● **Given instruction**:
Read the records and write them out again exactly.

# START OF Provided data

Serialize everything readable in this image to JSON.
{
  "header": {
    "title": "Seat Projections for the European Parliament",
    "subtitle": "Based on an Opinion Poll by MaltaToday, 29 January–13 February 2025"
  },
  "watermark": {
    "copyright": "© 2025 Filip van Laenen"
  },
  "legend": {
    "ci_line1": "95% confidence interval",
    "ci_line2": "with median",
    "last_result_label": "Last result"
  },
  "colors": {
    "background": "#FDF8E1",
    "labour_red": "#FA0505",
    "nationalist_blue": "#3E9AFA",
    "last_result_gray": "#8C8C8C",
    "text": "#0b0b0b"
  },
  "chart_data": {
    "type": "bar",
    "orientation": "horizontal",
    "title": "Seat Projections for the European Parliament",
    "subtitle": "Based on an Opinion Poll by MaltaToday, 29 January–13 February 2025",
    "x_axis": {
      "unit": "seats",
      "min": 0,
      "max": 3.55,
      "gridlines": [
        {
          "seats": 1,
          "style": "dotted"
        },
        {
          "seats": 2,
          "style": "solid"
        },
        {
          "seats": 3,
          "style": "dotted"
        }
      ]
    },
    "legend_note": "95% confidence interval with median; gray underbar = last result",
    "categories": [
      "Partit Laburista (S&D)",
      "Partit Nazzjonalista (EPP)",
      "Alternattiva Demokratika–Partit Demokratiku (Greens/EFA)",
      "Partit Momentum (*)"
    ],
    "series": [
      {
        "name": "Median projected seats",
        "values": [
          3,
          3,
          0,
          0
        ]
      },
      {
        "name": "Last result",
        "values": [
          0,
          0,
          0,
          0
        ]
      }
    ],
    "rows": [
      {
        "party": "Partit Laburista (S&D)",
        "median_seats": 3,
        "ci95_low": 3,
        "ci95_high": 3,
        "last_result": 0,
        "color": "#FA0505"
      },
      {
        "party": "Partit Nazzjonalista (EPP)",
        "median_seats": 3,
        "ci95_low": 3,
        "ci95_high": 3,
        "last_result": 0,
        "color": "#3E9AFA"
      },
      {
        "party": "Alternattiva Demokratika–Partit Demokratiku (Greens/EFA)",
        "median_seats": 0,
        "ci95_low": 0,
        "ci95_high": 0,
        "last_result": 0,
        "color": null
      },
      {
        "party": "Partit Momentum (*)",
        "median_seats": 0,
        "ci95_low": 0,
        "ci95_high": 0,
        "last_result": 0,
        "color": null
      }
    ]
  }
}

# END OF Provided data

● **Correct result**:
Serialize everything readable in this image to JSON.
{
  "header": {
    "title": "Seat Projections for the European Parliament",
    "subtitle": "Based on an Opinion Poll by MaltaToday, 29 January–13 February 2025"
  },
  "watermark": {
    "copyright": "© 2025 Filip van Laenen"
  },
  "legend": {
    "ci_line1": "95% confidence interval",
    "ci_line2": "with median",
    "last_result_label": "Last result"
  },
  "colors": {
    "background": "#FDF8E1",
    "labour_red": "#FA0505",
    "nationalist_blue": "#3E9AFA",
    "last_result_gray": "#8C8C8C",
    "text": "#0b0b0b"
  },
  "chart_data": {
    "type": "bar",
    "orientation": "horizontal",
    "title": "Seat Projections for the European Parliament",
    "subtitle": "Based on an Opinion Poll by MaltaToday, 29 January–13 February 2025",
    "x_axis": {
      "unit": "seats",
      "min": 0,
      "max": 3.55,
      "gridlines": [
        {
          "seats": 1,
          "style": "dotted"
        },
        {
          "seats": 2,
          "style": "solid"
        },
        {
          "seats": 3,
          "style": "dotted"
        }
      ]
    },
    "legend_note": "95% confidence interval with median; gray underbar = last result",
    "categories": [
      "Partit Laburista (S&D)",
      "Partit Nazzjonalista (EPP)",
      "Alternattiva Demokratika–Partit Demokratiku (Greens/EFA)",
      "Partit Momentum (*)"
    ],
    "series": [
      {
        "name": "Median projected seats",
        "values": [
          3,
          3,
          0,
          0
        ]
      },
      {
        "name": "Last result",
        "values": [
          0,
          0,
          0,
          0
        ]
      }
    ],
    "rows": [
      {
        "party": "Partit Laburista (S&D)",
        "median_seats": 3,
        "ci95_low": 3,
        "ci95_high": 3,
        "last_result": 0,
        "color": "#FA0505"
      },
      {
        "party": "Partit Nazzjonalista (EPP)",
        "median_seats": 3,
        "ci95_low": 3,
        "ci95_high": 3,
        "last_result": 0,
        "color": "#3E9AFA"
      },
      {
        "party": "Alternattiva Demokratika–Partit Demokratiku (Greens/EFA)",
        "median_seats": 0,
        "ci95_low": 0,
        "ci95_high": 0,
        "last_result": 0,
        "color": null
      },
      {
        "party": "Partit Momentum (*)",
        "median_seats": 0,
        "ci95_low": 0,
        "ci95_high": 0,
        "last_result": 0,
        "color": null
      }
    ]
  }
}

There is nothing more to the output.